- _SOURCE EXTRACT_

Table 3 Interpretation of the Bayes factor B 12, the relative evidence in favor of Model 1 compared to Model 2 (Lee & Wagenmakers, 2014)

Coding of moderator variables

We took the information necessary for the coding of each moderator directly from the studies listed in Table 2. Given the straightforward coding scheme for each moderator and the objective nature of each variable, we did not assess interrater reliability.

Basis for judgments (recollection vs. familiarity vs. fluency)

The hypotheses listed in Table 1 make diverging predictions about which type of judgment the revelation effect influences. According to the discrepancy-attribution hypothesis, the revelation effect results from a misattribution of fluency. Thus, the revelation effect should occur for judgments linked to fluency, such as recognition, truth, preference, or typicality judgments (Alter & Oppenheimer, 2009). However, most of the hypotheses listed in Table 1 focus on episodic memory and the recollection-familiarity dichotomy (Mandler, 1980). For example, some authors classified certain recognition judgments as primarily recollection-based (Cameron & Hockley, 2000; Westerman, 2000). Such judgments include associative recognition judgments, in which participants decide whether two test items appeared together in the study list; rhyme-recognition judgments, in which participants decide whether the test item rhymes with a study-list item; or plurality judgments, in which participants decide whether the test item appeared in the study list in singular or plural form. Conversely, recognition judgments such as old–new recognition or recognition-confidence judgments have been linked to familiarity-based recognition (Cameron & Hockley, 2000; Westerman, 2000).

In primary studies, there is evidence that the revelation effect influences familiarity-based judgments rather than recollection-based judgments. In the process-dissociation procedure (Jacoby, 1991), the preceding task only increases estimates of familiarity, not recollection. Similarly, among remember-know judgments (Tulving, 1985), the preceding task reduces “remember” responses for targets and increases “know” responses for targets and distractors (LeCompte, 1995). Further, judgments that require recollection, such as associative-recognition judgments (e.g., Did “window” and “leopard” appear together?), do not yield a revelation effect (Westerman, 2000). However, this changes if study opportunities are minimal due to very brief presentation times or stimulus masking. Without the prerequisites for recollection-based strategies, participants revert to familiarity-based strategies, producing a revelation effect in associative-recognition judgments (Cameron & Hockley, 2000). Similarly, asking participants to semantically encode study items, typically thought to aid recollection, reduces the revelation effect for old-new recognition judgments (Mulligan, 2007). Further, rhyme recognition (“Does this word rhyme with any of the words you studied earlier?”), a judgment assumed to recruit recollection-based strategies, does not produce a revelation effect. Again, this changes when study opportunities are minimal, thus increasing the use of familiarity-based strategies (Mulligan, 2007). Finally, measures that increase the probability that participants rely on familiarity compared to recollection, such as long retention intervals or brief study durations, increase the revelation effect (Landau, 2001).

- _LIST OF TASKS_
1 - Reproduce the passage on the revelation effect verbatim, copying everything from "Table 3 Interpretation" down to "familiarity vs. fluency)".
2 - Carry on the passage on the revelation effect, beginning immediately after its final sentence.

Dataset entries

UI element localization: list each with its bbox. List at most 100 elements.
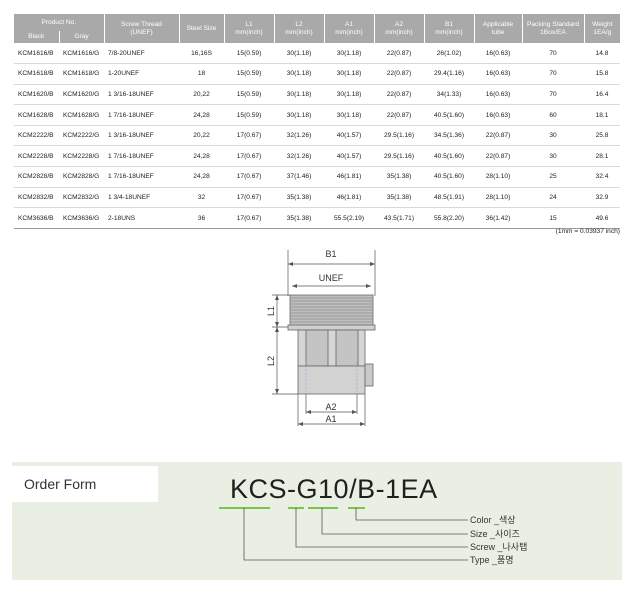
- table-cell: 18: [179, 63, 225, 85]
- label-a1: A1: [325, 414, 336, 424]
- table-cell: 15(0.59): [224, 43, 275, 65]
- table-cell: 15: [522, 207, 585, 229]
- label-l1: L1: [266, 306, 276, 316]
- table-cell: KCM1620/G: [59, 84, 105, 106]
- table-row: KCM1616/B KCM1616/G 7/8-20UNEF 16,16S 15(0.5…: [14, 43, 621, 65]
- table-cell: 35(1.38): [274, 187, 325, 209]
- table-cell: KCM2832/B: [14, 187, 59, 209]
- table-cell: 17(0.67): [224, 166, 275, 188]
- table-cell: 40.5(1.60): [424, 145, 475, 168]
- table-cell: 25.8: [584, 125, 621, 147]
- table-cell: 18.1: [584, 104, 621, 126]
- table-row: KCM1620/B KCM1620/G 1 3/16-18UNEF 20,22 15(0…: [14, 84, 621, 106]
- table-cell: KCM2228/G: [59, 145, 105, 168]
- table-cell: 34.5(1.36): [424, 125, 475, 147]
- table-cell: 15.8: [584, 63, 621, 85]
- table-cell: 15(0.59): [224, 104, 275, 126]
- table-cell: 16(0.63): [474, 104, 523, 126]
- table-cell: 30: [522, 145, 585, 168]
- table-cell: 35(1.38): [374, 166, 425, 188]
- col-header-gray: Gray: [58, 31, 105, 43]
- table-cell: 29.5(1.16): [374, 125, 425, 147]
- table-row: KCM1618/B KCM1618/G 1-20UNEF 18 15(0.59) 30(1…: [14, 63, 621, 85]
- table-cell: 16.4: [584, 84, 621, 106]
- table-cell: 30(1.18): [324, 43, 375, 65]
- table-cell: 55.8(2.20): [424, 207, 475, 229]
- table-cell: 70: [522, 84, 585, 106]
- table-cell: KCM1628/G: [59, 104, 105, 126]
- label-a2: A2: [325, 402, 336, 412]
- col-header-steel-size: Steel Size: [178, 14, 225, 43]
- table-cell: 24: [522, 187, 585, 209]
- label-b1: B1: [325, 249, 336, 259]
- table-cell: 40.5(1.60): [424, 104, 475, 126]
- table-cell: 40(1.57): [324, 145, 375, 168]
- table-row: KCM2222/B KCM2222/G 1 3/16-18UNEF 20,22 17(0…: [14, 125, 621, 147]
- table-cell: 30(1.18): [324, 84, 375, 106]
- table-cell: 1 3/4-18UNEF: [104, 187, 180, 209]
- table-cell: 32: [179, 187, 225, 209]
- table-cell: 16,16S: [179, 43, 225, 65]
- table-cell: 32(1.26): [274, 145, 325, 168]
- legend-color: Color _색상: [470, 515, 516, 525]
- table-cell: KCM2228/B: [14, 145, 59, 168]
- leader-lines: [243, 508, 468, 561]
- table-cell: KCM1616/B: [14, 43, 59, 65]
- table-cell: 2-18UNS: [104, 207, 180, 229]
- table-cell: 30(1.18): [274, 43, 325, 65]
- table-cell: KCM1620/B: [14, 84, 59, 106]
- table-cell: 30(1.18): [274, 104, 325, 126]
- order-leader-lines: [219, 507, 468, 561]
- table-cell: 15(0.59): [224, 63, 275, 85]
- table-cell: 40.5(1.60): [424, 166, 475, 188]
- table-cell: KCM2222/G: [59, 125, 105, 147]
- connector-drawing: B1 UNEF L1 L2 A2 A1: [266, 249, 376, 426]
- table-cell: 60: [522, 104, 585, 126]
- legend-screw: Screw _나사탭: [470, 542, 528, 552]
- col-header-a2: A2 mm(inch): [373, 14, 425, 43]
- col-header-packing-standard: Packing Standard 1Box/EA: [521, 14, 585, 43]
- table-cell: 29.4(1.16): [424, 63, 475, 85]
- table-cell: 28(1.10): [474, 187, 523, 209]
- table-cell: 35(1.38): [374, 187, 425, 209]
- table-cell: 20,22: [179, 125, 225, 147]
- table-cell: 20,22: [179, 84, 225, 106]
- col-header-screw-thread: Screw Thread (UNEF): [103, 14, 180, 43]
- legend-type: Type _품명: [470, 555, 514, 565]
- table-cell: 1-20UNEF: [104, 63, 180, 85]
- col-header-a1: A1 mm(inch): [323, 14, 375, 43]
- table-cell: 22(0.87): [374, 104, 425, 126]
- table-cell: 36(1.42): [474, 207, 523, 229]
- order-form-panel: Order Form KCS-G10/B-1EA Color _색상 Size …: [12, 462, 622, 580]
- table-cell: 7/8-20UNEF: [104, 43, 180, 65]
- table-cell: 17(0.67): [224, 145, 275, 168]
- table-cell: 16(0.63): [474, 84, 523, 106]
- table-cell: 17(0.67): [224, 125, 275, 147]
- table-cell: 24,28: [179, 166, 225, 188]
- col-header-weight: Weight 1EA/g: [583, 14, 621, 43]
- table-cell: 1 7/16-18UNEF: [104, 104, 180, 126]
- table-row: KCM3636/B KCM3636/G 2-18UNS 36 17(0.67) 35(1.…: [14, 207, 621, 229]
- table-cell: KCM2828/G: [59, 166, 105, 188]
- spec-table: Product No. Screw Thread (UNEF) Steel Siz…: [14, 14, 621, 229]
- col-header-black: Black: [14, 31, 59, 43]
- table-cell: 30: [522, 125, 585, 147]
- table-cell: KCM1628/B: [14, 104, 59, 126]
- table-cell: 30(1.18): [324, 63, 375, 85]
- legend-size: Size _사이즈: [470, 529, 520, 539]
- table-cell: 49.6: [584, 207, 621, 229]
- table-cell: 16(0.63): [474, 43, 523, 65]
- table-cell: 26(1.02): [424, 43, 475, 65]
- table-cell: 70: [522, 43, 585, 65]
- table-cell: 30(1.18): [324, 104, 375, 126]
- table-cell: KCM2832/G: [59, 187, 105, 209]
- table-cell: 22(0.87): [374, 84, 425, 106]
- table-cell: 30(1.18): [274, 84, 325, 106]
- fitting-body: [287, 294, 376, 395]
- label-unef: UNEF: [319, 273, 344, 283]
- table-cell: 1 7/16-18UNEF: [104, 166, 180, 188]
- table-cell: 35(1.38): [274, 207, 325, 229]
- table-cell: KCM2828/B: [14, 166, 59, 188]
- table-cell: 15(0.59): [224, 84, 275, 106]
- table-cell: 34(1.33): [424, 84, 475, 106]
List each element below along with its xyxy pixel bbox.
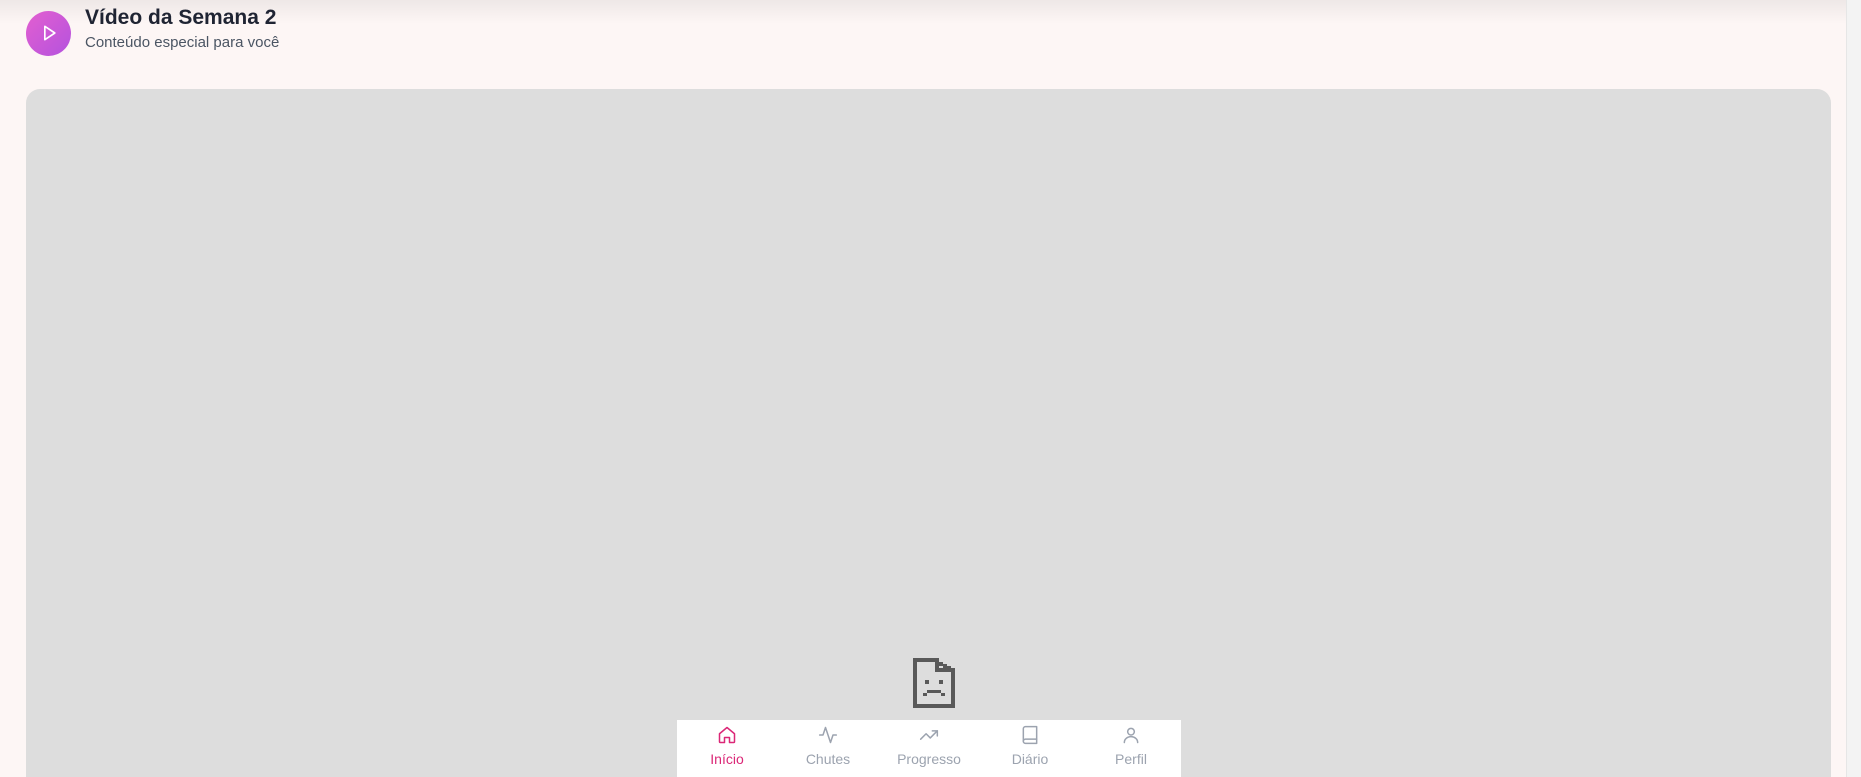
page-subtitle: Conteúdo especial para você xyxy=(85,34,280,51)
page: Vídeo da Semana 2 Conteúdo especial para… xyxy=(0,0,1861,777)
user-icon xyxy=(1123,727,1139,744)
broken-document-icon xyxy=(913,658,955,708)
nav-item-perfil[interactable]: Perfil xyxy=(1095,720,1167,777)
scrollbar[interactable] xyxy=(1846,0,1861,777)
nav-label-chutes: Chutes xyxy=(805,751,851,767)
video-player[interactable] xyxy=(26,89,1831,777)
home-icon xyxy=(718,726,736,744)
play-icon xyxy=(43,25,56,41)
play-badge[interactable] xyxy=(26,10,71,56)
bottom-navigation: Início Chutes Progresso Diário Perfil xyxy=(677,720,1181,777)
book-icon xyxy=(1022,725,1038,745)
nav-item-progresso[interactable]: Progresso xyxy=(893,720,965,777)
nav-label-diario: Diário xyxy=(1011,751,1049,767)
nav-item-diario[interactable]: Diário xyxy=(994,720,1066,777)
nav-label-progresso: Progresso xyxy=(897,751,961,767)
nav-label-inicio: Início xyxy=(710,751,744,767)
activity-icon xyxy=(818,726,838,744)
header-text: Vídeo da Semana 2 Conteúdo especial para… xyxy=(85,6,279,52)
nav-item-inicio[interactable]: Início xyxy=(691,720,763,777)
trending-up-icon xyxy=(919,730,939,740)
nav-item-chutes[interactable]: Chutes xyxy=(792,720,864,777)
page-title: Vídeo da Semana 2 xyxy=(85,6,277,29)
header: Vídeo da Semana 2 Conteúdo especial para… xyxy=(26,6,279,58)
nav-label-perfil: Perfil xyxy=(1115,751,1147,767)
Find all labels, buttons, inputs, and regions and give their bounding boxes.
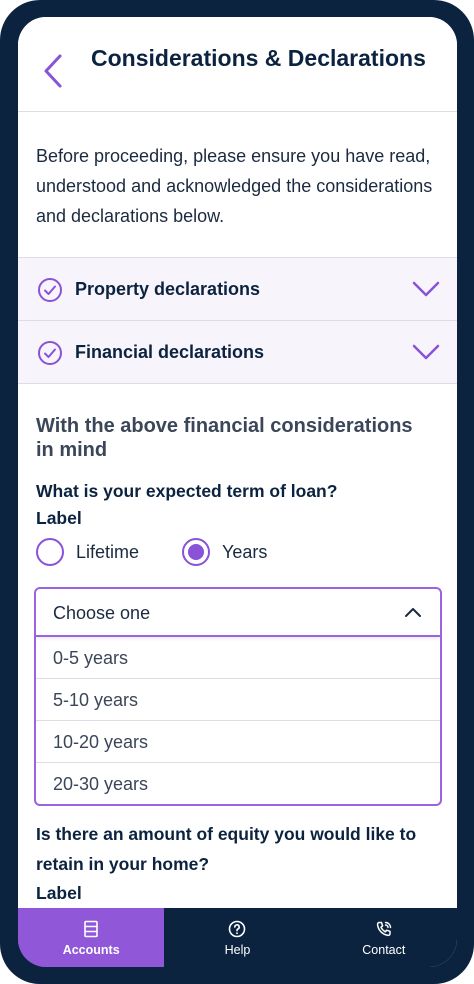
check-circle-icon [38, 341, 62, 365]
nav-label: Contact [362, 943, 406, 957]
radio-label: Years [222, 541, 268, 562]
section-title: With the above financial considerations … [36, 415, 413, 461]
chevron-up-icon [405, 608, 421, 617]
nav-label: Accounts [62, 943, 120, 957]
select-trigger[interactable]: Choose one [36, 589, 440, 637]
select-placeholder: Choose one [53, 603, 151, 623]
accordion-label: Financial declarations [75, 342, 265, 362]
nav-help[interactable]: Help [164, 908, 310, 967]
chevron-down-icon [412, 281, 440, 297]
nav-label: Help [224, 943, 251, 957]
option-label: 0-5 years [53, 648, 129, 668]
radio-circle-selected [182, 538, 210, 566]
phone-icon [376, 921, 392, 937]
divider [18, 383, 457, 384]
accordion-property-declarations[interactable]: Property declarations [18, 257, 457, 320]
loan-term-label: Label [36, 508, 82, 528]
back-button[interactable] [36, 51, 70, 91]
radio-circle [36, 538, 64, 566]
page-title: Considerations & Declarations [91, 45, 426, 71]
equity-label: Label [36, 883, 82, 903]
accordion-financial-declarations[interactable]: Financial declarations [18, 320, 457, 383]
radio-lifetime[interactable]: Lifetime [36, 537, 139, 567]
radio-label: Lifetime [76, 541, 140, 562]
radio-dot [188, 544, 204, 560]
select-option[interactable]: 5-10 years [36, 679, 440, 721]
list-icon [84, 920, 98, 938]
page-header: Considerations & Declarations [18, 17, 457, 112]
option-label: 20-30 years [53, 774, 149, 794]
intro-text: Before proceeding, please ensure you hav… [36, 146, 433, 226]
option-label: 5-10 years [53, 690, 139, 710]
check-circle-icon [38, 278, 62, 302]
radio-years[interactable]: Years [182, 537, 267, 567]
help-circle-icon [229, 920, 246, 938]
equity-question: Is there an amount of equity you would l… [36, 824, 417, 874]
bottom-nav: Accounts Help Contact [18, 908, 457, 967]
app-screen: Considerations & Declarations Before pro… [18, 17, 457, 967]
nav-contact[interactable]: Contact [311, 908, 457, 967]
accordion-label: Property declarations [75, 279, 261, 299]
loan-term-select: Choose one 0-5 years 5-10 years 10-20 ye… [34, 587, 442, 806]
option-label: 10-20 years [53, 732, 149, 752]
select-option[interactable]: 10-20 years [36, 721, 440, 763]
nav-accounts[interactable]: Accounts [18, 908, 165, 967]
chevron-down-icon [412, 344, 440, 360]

- _WRITTEN RESPONSES_
1 -
Table 3 Interpretation of the Bayes factor B 12, the relative evidence in favor of Model 1 compared to Model 2 (Lee & Wagenmakers, 2014)

Coding of moderator variables

We took the information necessary for the coding of each moderator directly from the studies listed in Table 2. Given the straightforward coding scheme for each moderator and the objective nature of each variable, we did not assess interrater reliability.

Basis for judgments (recollection vs. familiarity vs. fluency)

2 -
To determine whether the meta-analysis corroborates the findings of primary studies and whether fluency is a viable basis of the revelation effect, we defined a moderator variable basis of judgment with three categories, recollection, familiarity, and fluency. We coded this moderator as recollection in all studies that included associative recognition, rhyme recognition, or plurality judgments. We coded the moderator as familiarity in all studies that included old–new recognition or recognition-confidence judgments. We do not mean to imply that these judgments are free of recollection in typical revelation-effect studies. However, several authors argue that these judgments more likely rely on familiarity compared to associative recognition, rhyme recognition, or plurality judgments (Cameron & Hockley, 2000; Mulligan, 2007; Westerman, 2000). Finally, we coded the moderator as fluency in all studies that included truth, preference, or typicality judgments. Fluency is one proposed basis for these judgments (Alter & Oppenheimer, 2009). Note that familiarity-based judgments are also routinely associated with fluency (e.g., Whittlesea & Williams, 1998, 2000). We only separate familiarity-based judgments from the fluency category to simplify the hypothesis tests.

Table 4 lists the types of judgments categorized as recollection based, familiarity based, or fluency based in the present meta-analysis. Although Watkins and Peynircioglu (1990) considered some of the frequency judgments they obtained to be nonepisodic, it could be argued that judgments of frequency rely on the number of memory episodes containing a specific stimulus. Because the status of frequency judgments is debatable, we did not include them in the moderator basis of judgments.

Table 4 Overview of the judgment types coded in the basis-of-judgment moderator with an example item and the moderator category to which the judgment contributed

Similarity (same vs. related vs. different)

According to some hypotheses, the revelation effect occurs because the task item is similar to the test item (see the Hypotheses section). Empirically, the evidence for this claim is mixed. Westerman and Greene (1998) found evidence that the revelation effect occurs only when task and test items are of the same type (e.g., both words). For example, an anagram of a word (e.g., esnuihsnsunshine) but not an arithmetic task (e.g., 248 + 372 = ?) elicited a revelation effect for words as recognition test items. Similarly, in an experiment by Bornstein, Robicheaux, and Elliot (2015), the size of the revelation effect increased as a function of the similarity between the task item and the test item. The effect was largest when the task item was identical to the test item (e.g., cream–cream), weaker when the task item was semantically related to the test item (e.g., coffee–cream), and weakest when the task item was semantically unrelated to the test item (e.g., shore–cream).

However, other studies found no link between the similarity of the task and test items and the size of the revelation effect. For example, some studies found that the revelation effect also appears when the preceding task involves arithmetic problems or anagrams consisting solely of numbers, followed by words as recognition test items (Niewiadomski & Hockley, 2001; Verde & Rotello, 2003). Further, high compared to low conceptual or perceptual similarity between a revealed word and the recognition test item did not increase the revelation effect in a study by Peynircioglu and Tekcan (1993); the revelation effect was equally large when the word in the preceding task and the recognition test item were orthographically and phonetically similar (e.g., state–stare) or dissimilar (e.g., lion–obey).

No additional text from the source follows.